Problem description: Look through the data below. Pick out the lines holding the string "قيمة".

* * * * *

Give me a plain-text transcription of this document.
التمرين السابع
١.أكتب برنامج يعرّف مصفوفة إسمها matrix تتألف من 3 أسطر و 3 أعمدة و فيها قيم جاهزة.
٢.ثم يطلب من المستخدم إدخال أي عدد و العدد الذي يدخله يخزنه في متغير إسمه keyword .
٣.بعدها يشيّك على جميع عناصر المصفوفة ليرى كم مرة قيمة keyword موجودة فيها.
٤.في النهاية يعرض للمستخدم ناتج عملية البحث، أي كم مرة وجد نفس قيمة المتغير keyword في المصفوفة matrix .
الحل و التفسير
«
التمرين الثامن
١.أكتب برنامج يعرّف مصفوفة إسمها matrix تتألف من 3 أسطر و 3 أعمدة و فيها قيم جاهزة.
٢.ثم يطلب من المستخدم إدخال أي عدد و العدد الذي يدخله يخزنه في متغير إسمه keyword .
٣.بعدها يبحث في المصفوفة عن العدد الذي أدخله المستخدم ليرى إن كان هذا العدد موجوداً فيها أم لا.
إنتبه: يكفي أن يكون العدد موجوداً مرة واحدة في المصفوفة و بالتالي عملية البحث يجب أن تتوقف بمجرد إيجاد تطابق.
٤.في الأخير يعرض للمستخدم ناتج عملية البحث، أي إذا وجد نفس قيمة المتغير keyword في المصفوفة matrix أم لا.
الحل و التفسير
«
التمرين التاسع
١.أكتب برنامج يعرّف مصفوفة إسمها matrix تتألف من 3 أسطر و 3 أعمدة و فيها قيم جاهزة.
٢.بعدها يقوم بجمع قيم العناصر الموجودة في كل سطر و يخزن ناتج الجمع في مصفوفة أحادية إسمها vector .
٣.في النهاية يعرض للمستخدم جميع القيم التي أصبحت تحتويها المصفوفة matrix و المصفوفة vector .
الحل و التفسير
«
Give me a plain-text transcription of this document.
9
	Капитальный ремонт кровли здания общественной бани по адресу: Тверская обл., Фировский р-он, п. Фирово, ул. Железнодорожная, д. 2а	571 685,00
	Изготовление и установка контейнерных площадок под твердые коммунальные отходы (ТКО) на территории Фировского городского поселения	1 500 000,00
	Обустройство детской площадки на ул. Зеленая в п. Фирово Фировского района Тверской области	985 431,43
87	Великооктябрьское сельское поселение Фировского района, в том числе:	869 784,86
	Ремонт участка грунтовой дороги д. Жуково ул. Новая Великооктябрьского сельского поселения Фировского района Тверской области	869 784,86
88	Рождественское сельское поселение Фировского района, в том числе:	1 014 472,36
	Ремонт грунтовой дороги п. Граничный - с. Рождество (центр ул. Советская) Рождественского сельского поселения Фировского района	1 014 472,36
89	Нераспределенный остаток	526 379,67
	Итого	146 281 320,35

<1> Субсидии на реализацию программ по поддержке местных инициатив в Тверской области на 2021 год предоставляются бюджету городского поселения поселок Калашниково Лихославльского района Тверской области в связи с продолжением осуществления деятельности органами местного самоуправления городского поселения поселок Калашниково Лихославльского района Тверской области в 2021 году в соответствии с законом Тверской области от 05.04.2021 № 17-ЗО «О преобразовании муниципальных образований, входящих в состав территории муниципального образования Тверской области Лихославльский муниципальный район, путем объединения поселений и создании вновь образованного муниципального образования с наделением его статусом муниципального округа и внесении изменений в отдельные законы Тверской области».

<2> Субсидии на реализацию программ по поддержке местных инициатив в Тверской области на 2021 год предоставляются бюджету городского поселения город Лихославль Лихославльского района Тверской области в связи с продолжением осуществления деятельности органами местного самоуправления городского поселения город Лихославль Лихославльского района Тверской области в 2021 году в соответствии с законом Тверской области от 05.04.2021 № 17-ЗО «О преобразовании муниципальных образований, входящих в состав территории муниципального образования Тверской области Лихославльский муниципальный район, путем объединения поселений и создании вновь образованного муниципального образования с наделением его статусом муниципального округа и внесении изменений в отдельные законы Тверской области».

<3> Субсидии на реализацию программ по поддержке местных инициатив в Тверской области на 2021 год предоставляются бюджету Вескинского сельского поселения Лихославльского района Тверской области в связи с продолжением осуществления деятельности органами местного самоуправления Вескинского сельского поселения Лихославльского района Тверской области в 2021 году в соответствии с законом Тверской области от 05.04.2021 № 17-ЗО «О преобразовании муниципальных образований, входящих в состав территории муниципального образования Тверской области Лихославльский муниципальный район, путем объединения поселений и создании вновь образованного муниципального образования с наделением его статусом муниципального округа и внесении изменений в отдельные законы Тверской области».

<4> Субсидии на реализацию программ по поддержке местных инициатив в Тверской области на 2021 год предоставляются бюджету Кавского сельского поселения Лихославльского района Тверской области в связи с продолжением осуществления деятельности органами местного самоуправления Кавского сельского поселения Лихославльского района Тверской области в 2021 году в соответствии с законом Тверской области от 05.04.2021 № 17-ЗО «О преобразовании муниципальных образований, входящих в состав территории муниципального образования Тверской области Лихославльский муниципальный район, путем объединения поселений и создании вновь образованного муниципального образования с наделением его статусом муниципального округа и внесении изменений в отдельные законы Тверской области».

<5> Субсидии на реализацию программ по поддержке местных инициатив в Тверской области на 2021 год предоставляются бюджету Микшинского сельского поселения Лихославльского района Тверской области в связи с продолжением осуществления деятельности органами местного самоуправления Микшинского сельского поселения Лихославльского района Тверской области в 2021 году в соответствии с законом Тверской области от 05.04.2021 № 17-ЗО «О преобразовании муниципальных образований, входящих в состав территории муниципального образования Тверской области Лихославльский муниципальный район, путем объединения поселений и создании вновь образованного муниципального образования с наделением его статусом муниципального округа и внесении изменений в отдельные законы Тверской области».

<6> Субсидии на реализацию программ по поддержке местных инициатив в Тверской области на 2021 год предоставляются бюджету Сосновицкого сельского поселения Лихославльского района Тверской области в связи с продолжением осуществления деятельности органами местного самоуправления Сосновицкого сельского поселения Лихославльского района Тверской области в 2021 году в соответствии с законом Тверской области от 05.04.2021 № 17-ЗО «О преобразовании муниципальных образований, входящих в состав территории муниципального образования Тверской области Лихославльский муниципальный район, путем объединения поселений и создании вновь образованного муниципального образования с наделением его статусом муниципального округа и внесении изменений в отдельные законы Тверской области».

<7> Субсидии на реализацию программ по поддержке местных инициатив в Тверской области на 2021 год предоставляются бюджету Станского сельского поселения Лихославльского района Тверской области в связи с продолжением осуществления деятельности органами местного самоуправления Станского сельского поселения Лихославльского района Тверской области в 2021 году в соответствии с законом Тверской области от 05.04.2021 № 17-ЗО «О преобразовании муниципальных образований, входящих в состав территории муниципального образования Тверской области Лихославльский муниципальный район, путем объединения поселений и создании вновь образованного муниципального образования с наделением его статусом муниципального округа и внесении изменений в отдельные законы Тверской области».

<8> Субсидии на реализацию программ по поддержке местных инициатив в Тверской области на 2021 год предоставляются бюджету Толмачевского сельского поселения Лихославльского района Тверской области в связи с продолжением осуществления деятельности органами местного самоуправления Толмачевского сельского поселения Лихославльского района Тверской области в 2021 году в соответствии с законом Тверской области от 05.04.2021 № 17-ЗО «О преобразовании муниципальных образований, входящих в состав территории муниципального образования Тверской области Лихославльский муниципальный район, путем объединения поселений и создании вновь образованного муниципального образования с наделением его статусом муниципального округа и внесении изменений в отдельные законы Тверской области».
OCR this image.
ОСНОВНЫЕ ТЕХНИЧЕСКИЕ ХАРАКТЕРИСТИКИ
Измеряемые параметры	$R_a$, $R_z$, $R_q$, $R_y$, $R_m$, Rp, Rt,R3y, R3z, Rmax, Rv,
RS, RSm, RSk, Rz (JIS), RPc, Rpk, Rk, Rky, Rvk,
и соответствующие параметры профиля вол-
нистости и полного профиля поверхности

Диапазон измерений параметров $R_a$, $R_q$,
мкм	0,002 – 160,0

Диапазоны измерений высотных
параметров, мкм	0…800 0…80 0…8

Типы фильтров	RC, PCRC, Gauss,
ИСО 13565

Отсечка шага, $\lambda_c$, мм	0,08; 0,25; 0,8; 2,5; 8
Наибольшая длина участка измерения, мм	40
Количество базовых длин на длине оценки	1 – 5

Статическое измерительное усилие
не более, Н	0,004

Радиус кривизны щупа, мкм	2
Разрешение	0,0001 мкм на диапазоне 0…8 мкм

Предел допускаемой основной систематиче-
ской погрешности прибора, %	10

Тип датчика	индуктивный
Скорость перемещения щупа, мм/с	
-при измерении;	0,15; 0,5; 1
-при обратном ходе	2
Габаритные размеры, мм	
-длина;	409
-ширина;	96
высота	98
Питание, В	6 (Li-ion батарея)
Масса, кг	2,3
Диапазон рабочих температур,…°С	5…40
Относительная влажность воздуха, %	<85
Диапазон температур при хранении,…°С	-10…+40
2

* * * * *

Full output:
٣.بعدها يشيّك على جميع عناصر المصفوفة ليرى كم مرة قيمة keyword موجودة فيها.
٤.في النهاية يعرض للمستخدم ناتج عملية البحث، أي كم مرة وجد نفس قيمة المتغير keyword في المصفوفة matrix .
٤.في الأخير يعرض للمستخدم ناتج عملية البحث، أي إذا وجد نفس قيمة المتغير keyword في المصفوفة matrix أم لا.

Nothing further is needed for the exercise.